■ What this exercise asks ■
a: In the text about radiofrequency ablation, why can't patients with pacemakers have the procedure?
b: Translate this sentence from the text about radiofrequency ablation into Spanish: "Pain is subjective and the placebo-response is powerful."
c: Continue the text about radiofrequency ablation of the cervical facet nerves from where it stops.

■ Text passage ■
◇ ◇ ◇ ◇
The next consideration following a dual-comparative-block is radiofrequency ablation (RFA). In the exact same spot as the dual MBBs, an electrode “burns’ those small medial branch nerves. (Patients with pacemakers cannot undergo the procedure due to the interaction of the radiofrequency signal and their cardiac device.)
This can provide a more long-lasting interruption of sensory transmission from that cervical facet. Unfortunately the medial branch can regrow, so the procedure may need to be repeated in 6 months if at least 50% pain improvement was achieved. Again, a successful RFA is thought to improve pain by just 50%. This raises the question of exactly what a MBB or RFA is really doing. Why two MBBs, ideally achieving 100% pain relief could result in a RFA just alleviating 50% of the pain, is perplexing. If the MBB trial was accurate, and correctly diagnosed the facet as the pain generator, then one would think the RFA also should also nearly guarantee 100% relief. But this is the problem with pain injections, and why there is such controversy. Pain is subjective and the placebo-response is powerful. Just as with the lumbar spine, cervical RFA without the use of MBB, or just one MBB, has been advocated by some from a cost consideration. For accuracy in diagnosis, the two MBB option is preferred.
◇ ◇ ◇ ◇
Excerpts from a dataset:
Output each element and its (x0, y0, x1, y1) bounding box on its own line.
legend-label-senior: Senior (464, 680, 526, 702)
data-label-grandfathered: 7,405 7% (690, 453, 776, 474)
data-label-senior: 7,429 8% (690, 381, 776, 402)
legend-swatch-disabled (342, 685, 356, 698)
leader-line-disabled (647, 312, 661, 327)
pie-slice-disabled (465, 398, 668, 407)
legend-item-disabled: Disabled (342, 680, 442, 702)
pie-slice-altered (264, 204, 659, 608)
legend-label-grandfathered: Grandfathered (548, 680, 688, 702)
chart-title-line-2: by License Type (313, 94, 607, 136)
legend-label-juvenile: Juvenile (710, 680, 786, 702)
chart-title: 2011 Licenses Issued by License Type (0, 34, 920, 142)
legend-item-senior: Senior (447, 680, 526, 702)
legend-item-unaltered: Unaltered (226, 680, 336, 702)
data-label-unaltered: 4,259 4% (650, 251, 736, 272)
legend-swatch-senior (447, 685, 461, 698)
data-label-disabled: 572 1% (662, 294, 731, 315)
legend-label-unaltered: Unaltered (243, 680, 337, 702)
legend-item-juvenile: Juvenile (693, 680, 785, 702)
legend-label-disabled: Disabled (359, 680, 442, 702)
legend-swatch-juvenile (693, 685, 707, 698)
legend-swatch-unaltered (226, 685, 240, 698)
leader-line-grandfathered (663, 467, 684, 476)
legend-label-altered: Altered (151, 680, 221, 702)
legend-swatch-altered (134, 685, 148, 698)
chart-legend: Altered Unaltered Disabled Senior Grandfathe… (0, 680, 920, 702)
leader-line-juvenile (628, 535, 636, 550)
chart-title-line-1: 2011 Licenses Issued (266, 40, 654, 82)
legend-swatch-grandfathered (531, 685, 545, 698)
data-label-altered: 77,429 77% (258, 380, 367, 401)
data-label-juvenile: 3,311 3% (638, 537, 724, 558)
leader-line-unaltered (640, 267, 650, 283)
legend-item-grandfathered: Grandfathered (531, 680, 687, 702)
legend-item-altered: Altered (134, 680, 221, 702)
◇ ◇ ◇ ◇
■ Answers for this exercise ■
a: The radiofrequency signal interacts with their cardiac device.

b: El dolor es subjetivo y la respuesta placebo es poderosa.

c:
One issue with repeating RFA involves the other function of the medial branch nerve… providing some motor innervation to the cervical paraspinal muscles. Therefore the risk of RFA, and greater likelihood following numerous RFAs, is weakening of the paraspinal muscles leading to more pain and loss of structural integrity. There has been literature showing RFAs causing so much muscle injury that the patient could not hold their head upright (chin-on-chest deformity), necessitating cervical fusion surgery.
Therefore young patients who are athletes may wish to avoid any RFA. However in any patient, at some point, repeat RFAs should be abandoned if more permanent relief is not achieved. Of course, if despite repeat RFAs, the pain continues to recur, the patient should consider different options either for more permanent fix or exploration of a different pain generator.
Of interest, the prevalence of cervical facet pain, supported by successful dual MBBs, is higher than the prevalence of lumbar facet pain in those patients with chronic low back pain. This may be due to the greater mobility of the neck, possibly higher density of pain receptions, and increased relative size of the cervical facet joints to the discs.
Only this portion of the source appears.